** Exercise instructions **
Write out the lines from the line containing "Read out every word on this page." through the final line of the listing below, exactly, omitting every other line.
*** Rows
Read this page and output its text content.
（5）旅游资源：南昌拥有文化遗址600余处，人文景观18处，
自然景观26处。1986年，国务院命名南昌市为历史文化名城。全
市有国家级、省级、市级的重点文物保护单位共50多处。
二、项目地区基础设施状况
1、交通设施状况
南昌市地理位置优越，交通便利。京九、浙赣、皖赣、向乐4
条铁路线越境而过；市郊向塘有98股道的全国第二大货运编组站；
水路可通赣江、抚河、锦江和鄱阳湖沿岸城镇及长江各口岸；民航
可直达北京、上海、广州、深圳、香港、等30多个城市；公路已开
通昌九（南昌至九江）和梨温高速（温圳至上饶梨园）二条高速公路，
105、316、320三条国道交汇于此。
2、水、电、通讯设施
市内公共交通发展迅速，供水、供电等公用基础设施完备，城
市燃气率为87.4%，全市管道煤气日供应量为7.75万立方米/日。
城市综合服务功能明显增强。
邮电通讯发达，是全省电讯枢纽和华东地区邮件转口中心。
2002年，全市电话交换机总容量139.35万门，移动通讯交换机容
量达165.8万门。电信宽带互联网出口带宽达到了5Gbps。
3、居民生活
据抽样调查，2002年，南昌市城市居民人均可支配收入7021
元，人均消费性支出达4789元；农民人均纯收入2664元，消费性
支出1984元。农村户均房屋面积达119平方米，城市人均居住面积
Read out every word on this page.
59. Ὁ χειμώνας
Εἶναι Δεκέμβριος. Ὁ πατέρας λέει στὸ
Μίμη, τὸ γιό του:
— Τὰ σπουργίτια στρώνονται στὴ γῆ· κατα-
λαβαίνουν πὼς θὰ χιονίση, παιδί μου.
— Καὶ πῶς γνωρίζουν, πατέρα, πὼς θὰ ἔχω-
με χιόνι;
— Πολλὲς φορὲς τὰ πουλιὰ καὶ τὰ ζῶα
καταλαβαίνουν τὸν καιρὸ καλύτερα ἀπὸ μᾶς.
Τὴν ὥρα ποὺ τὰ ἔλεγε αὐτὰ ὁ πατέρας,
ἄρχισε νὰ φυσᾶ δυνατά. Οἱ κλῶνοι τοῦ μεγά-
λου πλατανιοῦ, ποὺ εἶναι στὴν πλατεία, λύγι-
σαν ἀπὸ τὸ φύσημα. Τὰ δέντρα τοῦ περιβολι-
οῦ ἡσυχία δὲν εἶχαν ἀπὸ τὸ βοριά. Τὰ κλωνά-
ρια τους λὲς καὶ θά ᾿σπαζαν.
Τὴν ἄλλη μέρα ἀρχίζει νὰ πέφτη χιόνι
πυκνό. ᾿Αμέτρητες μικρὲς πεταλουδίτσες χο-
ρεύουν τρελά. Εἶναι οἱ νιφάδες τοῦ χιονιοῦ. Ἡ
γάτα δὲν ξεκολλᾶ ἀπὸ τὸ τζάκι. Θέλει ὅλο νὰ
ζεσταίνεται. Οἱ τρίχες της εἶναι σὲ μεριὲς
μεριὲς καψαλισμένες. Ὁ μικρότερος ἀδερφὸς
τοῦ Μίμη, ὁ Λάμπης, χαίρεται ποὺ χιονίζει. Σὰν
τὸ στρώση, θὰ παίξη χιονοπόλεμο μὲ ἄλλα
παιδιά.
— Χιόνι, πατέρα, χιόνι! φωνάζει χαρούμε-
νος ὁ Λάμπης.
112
******
** Solution to this task **
Read out every word on this page.
59. Ὁ χειμώνας
Εἶναι Δεκέμβριος. Ὁ πατέρας λέει στὸ
Μίμη, τὸ γιό του:
— Τὰ σπουργίτια στρώνονται στὴ γῆ· κατα-
λαβαίνουν πὼς θὰ χιονίση, παιδί μου.
— Καὶ πῶς γνωρίζουν, πατέρα, πὼς θὰ ἔχω-
με χιόνι;
— Πολλὲς φορὲς τὰ πουλιὰ καὶ τὰ ζῶα
καταλαβαίνουν τὸν καιρὸ καλύτερα ἀπὸ μᾶς.
Τὴν ὥρα ποὺ τὰ ἔλεγε αὐτὰ ὁ πατέρας,
ἄρχισε νὰ φυσᾶ δυνατά. Οἱ κλῶνοι τοῦ μεγά-
λου πλατανιοῦ, ποὺ εἶναι στὴν πλατεία, λύγι-
σαν ἀπὸ τὸ φύσημα. Τὰ δέντρα τοῦ περιβολι-
οῦ ἡσυχία δὲν εἶχαν ἀπὸ τὸ βοριά. Τὰ κλωνά-
ρια τους λὲς καὶ θά ᾿σπαζαν.
Τὴν ἄλλη μέρα ἀρχίζει νὰ πέφτη χιόνι
πυκνό. ᾿Αμέτρητες μικρὲς πεταλουδίτσες χο-
ρεύουν τρελά. Εἶναι οἱ νιφάδες τοῦ χιονιοῦ. Ἡ
γάτα δὲν ξεκολλᾶ ἀπὸ τὸ τζάκι. Θέλει ὅλο νὰ
ζεσταίνεται. Οἱ τρίχες της εἶναι σὲ μεριὲς
μεριὲς καψαλισμένες. Ὁ μικρότερος ἀδερφὸς
τοῦ Μίμη, ὁ Λάμπης, χαίρεται ποὺ χιονίζει. Σὰν
τὸ στρώση, θὰ παίξη χιονοπόλεμο μὲ ἄλλα
παιδιά.
— Χιόνι, πατέρα, χιόνι! φωνάζει χαρούμε-
νος ὁ Λάμπης.
112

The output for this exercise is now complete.